Set exercise: Write out the whole listing exactly as it stands.

Start of Dataset

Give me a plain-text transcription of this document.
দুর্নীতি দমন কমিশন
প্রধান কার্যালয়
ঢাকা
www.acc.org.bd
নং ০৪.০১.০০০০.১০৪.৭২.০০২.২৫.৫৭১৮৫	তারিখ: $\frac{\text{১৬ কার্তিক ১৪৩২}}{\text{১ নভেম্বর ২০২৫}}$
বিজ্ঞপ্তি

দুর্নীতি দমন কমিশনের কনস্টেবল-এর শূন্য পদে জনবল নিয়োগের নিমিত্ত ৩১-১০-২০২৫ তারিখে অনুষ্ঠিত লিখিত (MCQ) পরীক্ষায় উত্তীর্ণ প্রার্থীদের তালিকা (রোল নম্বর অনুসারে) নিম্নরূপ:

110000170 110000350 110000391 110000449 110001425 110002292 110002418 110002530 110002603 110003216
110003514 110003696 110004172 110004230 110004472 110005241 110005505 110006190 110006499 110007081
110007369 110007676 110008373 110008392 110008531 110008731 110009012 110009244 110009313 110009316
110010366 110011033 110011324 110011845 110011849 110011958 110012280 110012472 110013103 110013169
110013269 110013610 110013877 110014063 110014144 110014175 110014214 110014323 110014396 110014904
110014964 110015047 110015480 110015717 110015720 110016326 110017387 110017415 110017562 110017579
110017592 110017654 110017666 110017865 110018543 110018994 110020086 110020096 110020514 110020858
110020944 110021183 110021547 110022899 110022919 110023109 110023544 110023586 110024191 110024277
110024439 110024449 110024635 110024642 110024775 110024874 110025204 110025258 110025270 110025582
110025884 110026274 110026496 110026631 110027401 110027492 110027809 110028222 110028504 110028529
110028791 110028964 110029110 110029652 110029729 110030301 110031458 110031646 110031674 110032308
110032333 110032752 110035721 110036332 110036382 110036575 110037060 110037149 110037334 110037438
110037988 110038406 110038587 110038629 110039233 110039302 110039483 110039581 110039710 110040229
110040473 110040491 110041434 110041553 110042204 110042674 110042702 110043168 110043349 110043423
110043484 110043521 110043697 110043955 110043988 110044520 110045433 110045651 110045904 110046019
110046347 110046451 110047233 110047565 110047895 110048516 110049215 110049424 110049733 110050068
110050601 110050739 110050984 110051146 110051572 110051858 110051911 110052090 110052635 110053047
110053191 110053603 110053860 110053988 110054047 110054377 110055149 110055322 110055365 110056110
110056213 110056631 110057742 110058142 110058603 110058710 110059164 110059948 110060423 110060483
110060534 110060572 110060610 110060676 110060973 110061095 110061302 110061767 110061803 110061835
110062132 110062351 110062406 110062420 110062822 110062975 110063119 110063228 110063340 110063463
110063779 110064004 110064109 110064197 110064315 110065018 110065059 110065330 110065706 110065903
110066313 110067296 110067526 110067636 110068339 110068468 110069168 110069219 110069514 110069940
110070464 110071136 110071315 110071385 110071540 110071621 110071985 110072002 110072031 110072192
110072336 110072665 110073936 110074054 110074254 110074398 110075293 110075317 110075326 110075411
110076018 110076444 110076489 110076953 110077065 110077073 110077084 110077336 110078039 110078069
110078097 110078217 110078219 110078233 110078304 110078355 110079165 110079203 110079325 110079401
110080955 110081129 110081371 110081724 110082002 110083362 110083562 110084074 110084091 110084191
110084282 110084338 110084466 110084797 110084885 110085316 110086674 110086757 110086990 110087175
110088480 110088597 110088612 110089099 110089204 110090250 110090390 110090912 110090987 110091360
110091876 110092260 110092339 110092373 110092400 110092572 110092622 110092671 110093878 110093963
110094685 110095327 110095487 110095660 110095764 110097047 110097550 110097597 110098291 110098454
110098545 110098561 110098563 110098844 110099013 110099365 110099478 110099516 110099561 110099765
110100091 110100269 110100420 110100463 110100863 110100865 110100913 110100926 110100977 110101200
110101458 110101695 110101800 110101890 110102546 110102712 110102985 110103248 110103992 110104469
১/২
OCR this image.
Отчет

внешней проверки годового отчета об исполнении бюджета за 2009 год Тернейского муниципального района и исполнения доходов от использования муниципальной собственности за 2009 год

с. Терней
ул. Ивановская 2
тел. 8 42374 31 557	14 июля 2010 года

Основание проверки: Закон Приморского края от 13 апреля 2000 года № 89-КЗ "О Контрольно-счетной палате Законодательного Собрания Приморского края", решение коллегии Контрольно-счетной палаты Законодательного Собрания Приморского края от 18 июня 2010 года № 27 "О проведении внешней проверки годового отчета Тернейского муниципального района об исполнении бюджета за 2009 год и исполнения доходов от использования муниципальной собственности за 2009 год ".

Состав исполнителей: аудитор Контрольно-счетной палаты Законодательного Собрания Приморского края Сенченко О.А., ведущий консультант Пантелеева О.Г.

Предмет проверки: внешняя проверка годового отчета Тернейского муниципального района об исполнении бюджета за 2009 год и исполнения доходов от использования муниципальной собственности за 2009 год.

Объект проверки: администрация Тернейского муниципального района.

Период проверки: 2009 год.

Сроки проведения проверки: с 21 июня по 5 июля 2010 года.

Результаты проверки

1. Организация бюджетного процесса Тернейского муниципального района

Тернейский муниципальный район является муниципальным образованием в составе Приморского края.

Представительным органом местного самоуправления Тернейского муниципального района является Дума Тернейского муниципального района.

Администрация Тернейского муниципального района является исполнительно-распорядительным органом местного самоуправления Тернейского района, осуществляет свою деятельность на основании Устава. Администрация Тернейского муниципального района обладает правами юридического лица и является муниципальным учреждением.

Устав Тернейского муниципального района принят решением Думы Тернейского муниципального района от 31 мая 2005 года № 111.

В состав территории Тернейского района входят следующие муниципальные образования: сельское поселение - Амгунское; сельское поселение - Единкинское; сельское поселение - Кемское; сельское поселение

End of Dataset

Solution to the problem:
Give me a plain-text transcription of this document.
দুর্নীতি দমন কমিশন
প্রধান কার্যালয়
ঢাকা
www.acc.org.bd
নং ০৪.০১.০০০০.১০৪.৭২.০০২.২৫.৫৭১৮৫	তারিখ: $\frac{\text{১৬ কার্তিক ১৪৩২}}{\text{১ নভেম্বর ২০২৫}}$
বিজ্ঞপ্তি

দুর্নীতি দমন কমিশনের কনস্টেবল-এর শূন্য পদে জনবল নিয়োগের নিমিত্ত ৩১-১০-২০২৫ তারিখে অনুষ্ঠিত লিখিত (MCQ) পরীক্ষায় উত্তীর্ণ প্রার্থীদের তালিকা (রোল নম্বর অনুসারে) নিম্নরূপ:

110000170 110000350 110000391 110000449 110001425 110002292 110002418 110002530 110002603 110003216
110003514 110003696 110004172 110004230 110004472 110005241 110005505 110006190 110006499 110007081
110007369 110007676 110008373 110008392 110008531 110008731 110009012 110009244 110009313 110009316
110010366 110011033 110011324 110011845 110011849 110011958 110012280 110012472 110013103 110013169
110013269 110013610 110013877 110014063 110014144 110014175 110014214 110014323 110014396 110014904
110014964 110015047 110015480 110015717 110015720 110016326 110017387 110017415 110017562 110017579
110017592 110017654 110017666 110017865 110018543 110018994 110020086 110020096 110020514 110020858
110020944 110021183 110021547 110022899 110022919 110023109 110023544 110023586 110024191 110024277
110024439 110024449 110024635 110024642 110024775 110024874 110025204 110025258 110025270 110025582
110025884 110026274 110026496 110026631 110027401 110027492 110027809 110028222 110028504 110028529
110028791 110028964 110029110 110029652 110029729 110030301 110031458 110031646 110031674 110032308
110032333 110032752 110035721 110036332 110036382 110036575 110037060 110037149 110037334 110037438
110037988 110038406 110038587 110038629 110039233 110039302 110039483 110039581 110039710 110040229
110040473 110040491 110041434 110041553 110042204 110042674 110042702 110043168 110043349 110043423
110043484 110043521 110043697 110043955 110043988 110044520 110045433 110045651 110045904 110046019
110046347 110046451 110047233 110047565 110047895 110048516 110049215 110049424 110049733 110050068
110050601 110050739 110050984 110051146 110051572 110051858 110051911 110052090 110052635 110053047
110053191 110053603 110053860 110053988 110054047 110054377 110055149 110055322 110055365 110056110
110056213 110056631 110057742 110058142 110058603 110058710 110059164 110059948 110060423 110060483
110060534 110060572 110060610 110060676 110060973 110061095 110061302 110061767 110061803 110061835
110062132 110062351 110062406 110062420 110062822 110062975 110063119 110063228 110063340 110063463
110063779 110064004 110064109 110064197 110064315 110065018 110065059 110065330 110065706 110065903
110066313 110067296 110067526 110067636 110068339 110068468 110069168 110069219 110069514 110069940
110070464 110071136 110071315 110071385 110071540 110071621 110071985 110072002 110072031 110072192
110072336 110072665 110073936 110074054 110074254 110074398 110075293 110075317 110075326 110075411
110076018 110076444 110076489 110076953 110077065 110077073 110077084 110077336 110078039 110078069
110078097 110078217 110078219 110078233 110078304 110078355 110079165 110079203 110079325 110079401
110080955 110081129 110081371 110081724 110082002 110083362 110083562 110084074 110084091 110084191
110084282 110084338 110084466 110084797 110084885 110085316 110086674 110086757 110086990 110087175
110088480 110088597 110088612 110089099 110089204 110090250 110090390 110090912 110090987 110091360
110091876 110092260 110092339 110092373 110092400 110092572 110092622 110092671 110093878 110093963
110094685 110095327 110095487 110095660 110095764 110097047 110097550 110097597 110098291 110098454
110098545 110098561 110098563 110098844 110099013 110099365 110099478 110099516 110099561 110099765
110100091 110100269 110100420 110100463 110100863 110100865 110100913 110100926 110100977 110101200
110101458 110101695 110101800 110101890 110102546 110102712 110102985 110103248 110103992 110104469
১/২
OCR this image.
Отчет

внешней проверки годового отчета об исполнении бюджета за 2009 год Тернейского муниципального района и исполнения доходов от использования муниципальной собственности за 2009 год

с. Терней
ул. Ивановская 2
тел. 8 42374 31 557	14 июля 2010 года

Основание проверки: Закон Приморского края от 13 апреля 2000 года № 89-КЗ "О Контрольно-счетной палате Законодательного Собрания Приморского края", решение коллегии Контрольно-счетной палаты Законодательного Собрания Приморского края от 18 июня 2010 года № 27 "О проведении внешней проверки годового отчета Тернейского муниципального района об исполнении бюджета за 2009 год и исполнения доходов от использования муниципальной собственности за 2009 год ".

Состав исполнителей: аудитор Контрольно-счетной палаты Законодательного Собрания Приморского края Сенченко О.А., ведущий консультант Пантелеева О.Г.

Предмет проверки: внешняя проверка годового отчета Тернейского муниципального района об исполнении бюджета за 2009 год и исполнения доходов от использования муниципальной собственности за 2009 год.

Объект проверки: администрация Тернейского муниципального района.

Период проверки: 2009 год.

Сроки проведения проверки: с 21 июня по 5 июля 2010 года.

Результаты проверки

1. Организация бюджетного процесса Тернейского муниципального района

Тернейский муниципальный район является муниципальным образованием в составе Приморского края.

Представительным органом местного самоуправления Тернейского муниципального района является Дума Тернейского муниципального района.

Администрация Тернейского муниципального района является исполнительно-распорядительным органом местного самоуправления Тернейского района, осуществляет свою деятельность на основании Устава. Администрация Тернейского муниципального района обладает правами юридического лица и является муниципальным учреждением.

Устав Тернейского муниципального района принят решением Думы Тернейского муниципального района от 31 мая 2005 года № 111.

В состав территории Тернейского района входят следующие муниципальные образования: сельское поселение - Амгунское; сельское поселение - Единкинское; сельское поселение - Кемское; сельское поселение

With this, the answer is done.